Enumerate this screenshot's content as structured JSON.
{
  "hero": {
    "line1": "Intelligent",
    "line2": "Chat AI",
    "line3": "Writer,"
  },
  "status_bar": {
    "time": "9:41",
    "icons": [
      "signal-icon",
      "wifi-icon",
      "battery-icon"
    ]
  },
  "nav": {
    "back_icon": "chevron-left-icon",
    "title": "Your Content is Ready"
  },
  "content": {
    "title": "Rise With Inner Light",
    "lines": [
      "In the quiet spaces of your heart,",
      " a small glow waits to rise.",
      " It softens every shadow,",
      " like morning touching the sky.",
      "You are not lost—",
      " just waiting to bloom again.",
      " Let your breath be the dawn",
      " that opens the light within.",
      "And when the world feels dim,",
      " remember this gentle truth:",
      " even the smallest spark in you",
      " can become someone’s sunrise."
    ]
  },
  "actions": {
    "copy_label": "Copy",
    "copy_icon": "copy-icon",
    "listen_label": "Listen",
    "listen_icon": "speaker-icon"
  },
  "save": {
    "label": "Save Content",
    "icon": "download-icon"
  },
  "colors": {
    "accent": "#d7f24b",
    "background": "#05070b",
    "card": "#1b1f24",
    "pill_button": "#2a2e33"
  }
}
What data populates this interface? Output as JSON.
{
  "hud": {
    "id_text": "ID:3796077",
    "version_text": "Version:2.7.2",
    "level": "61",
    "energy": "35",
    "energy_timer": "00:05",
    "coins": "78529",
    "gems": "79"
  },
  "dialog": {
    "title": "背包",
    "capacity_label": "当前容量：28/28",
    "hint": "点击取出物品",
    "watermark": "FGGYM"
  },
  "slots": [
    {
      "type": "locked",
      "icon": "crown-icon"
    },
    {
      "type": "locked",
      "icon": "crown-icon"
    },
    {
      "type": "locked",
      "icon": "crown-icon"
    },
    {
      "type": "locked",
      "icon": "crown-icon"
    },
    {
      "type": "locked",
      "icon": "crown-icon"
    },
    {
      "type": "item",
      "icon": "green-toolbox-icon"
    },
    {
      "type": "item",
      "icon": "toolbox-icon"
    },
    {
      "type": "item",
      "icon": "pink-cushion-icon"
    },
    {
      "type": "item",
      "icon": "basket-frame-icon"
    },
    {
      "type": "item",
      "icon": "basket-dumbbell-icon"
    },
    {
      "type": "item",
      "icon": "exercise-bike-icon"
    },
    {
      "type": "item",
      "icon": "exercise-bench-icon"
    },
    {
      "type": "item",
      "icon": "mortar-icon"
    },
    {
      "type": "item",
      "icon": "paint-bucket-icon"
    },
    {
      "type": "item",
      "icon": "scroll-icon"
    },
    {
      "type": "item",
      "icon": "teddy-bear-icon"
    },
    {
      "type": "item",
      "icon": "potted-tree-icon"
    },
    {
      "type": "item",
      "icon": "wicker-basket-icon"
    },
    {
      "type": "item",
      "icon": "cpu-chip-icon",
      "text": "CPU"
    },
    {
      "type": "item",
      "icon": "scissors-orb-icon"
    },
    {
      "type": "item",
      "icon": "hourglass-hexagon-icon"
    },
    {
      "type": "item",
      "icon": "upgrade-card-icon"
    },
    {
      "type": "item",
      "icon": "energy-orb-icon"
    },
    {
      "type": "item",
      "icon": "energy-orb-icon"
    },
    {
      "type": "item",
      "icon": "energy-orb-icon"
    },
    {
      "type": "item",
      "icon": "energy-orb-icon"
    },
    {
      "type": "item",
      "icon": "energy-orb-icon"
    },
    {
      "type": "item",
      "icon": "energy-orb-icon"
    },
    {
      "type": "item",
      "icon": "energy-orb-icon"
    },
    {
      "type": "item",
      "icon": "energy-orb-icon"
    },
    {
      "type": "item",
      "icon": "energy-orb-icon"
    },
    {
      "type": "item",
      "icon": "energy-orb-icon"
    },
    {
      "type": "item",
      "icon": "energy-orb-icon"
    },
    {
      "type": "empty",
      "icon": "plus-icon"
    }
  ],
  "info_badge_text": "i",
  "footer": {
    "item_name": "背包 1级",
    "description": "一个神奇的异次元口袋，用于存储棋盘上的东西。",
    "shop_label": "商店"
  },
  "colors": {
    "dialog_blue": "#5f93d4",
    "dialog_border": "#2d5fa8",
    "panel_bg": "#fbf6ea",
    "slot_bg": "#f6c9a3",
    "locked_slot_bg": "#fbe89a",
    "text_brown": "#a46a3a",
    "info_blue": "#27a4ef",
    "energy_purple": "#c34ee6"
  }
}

#####

● EXERCISE
Print every entry exactly as it appears.

● REPLY
Enumerate this screenshot's content as structured JSON.
{
  "hero": {
    "line1": "Intelligent",
    "line2": "Chat AI",
    "line3": "Writer,"
  },
  "status_bar": {
    "time": "9:41",
    "icons": [
      "signal-icon",
      "wifi-icon",
      "battery-icon"
    ]
  },
  "nav": {
    "back_icon": "chevron-left-icon",
    "title": "Your Content is Ready"
  },
  "content": {
    "title": "Rise With Inner Light",
    "lines": [
      "In the quiet spaces of your heart,",
      " a small glow waits to rise.",
      " It softens every shadow,",
      " like morning touching the sky.",
      "You are not lost—",
      " just waiting to bloom again.",
      " Let your breath be the dawn",
      " that opens the light within.",
      "And when the world feels dim,",
      " remember this gentle truth:",
      " even the smallest spark in you",
      " can become someone’s sunrise."
    ]
  },
  "actions": {
    "copy_label": "Copy",
    "copy_icon": "copy-icon",
    "listen_label": "Listen",
    "listen_icon": "speaker-icon"
  },
  "save": {
    "label": "Save Content",
    "icon": "download-icon"
  },
  "colors": {
    "accent": "#d7f24b",
    "background": "#05070b",
    "card": "#1b1f24",
    "pill_button": "#2a2e33"
  }
}
What data populates this interface? Output as JSON.
{
  "hud": {
    "id_text": "ID:3796077",
    "version_text": "Version:2.7.2",
    "level": "61",
    "energy": "35",
    "energy_timer": "00:05",
    "coins": "78529",
    "gems": "79"
  },
  "dialog": {
    "title": "背包",
    "capacity_label": "当前容量：28/28",
    "hint": "点击取出物品",
    "watermark": "FGGYM"
  },
  "slots": [
    {
      "type": "locked",
      "icon": "crown-icon"
    },
    {
      "type": "locked",
      "icon": "crown-icon"
    },
    {
      "type": "locked",
      "icon": "crown-icon"
    },
    {
      "type": "locked",
      "icon": "crown-icon"
    },
    {
      "type": "locked",
      "icon": "crown-icon"
    },
    {
      "type": "item",
      "icon": "green-toolbox-icon"
    },
    {
      "type": "item",
      "icon": "toolbox-icon"
    },
    {
      "type": "item",
      "icon": "pink-cushion-icon"
    },
    {
      "type": "item",
      "icon": "basket-frame-icon"
    },
    {
      "type": "item",
      "icon": "basket-dumbbell-icon"
    },
    {
      "type": "item",
      "icon": "exercise-bike-icon"
    },
    {
      "type": "item",
      "icon": "exercise-bench-icon"
    },
    {
      "type": "item",
      "icon": "mortar-icon"
    },
    {
      "type": "item",
      "icon": "paint-bucket-icon"
    },
    {
      "type": "item",
      "icon": "scroll-icon"
    },
    {
      "type": "item",
      "icon": "teddy-bear-icon"
    },
    {
      "type": "item",
      "icon": "potted-tree-icon"
    },
    {
      "type": "item",
      "icon": "wicker-basket-icon"
    },
    {
      "type": "item",
      "icon": "cpu-chip-icon",
      "text": "CPU"
    },
    {
      "type": "item",
      "icon": "scissors-orb-icon"
    },
    {
      "type": "item",
      "icon": "hourglass-hexagon-icon"
    },
    {
      "type": "item",
      "icon": "upgrade-card-icon"
    },
    {
      "type": "item",
      "icon": "energy-orb-icon"
    },
    {
      "type": "item",
      "icon": "energy-orb-icon"
    },
    {
      "type": "item",
      "icon": "energy-orb-icon"
    },
    {
      "type": "item",
      "icon": "energy-orb-icon"
    },
    {
      "type": "item",
      "icon": "energy-orb-icon"
    },
    {
      "type": "item",
      "icon": "energy-orb-icon"
    },
    {
      "type": "item",
      "icon": "energy-orb-icon"
    },
    {
      "type": "item",
      "icon": "energy-orb-icon"
    },
    {
      "type": "item",
      "icon": "energy-orb-icon"
    },
    {
      "type": "item",
      "icon": "energy-orb-icon"
    },
    {
      "type": "item",
      "icon": "energy-orb-icon"
    },
    {
      "type": "empty",
      "icon": "plus-icon"
    }
  ],
  "info_badge_text": "i",
  "footer": {
    "item_name": "背包 1级",
    "description": "一个神奇的异次元口袋，用于存储棋盘上的东西。",
    "shop_label": "商店"
  },
  "colors": {
    "dialog_blue": "#5f93d4",
    "dialog_border": "#2d5fa8",
    "panel_bg": "#fbf6ea",
    "slot_bg": "#f6c9a3",
    "locked_slot_bg": "#fbe89a",
    "text_brown": "#a46a3a",
    "info_blue": "#27a4ef",
    "energy_purple": "#c34ee6"
  }
}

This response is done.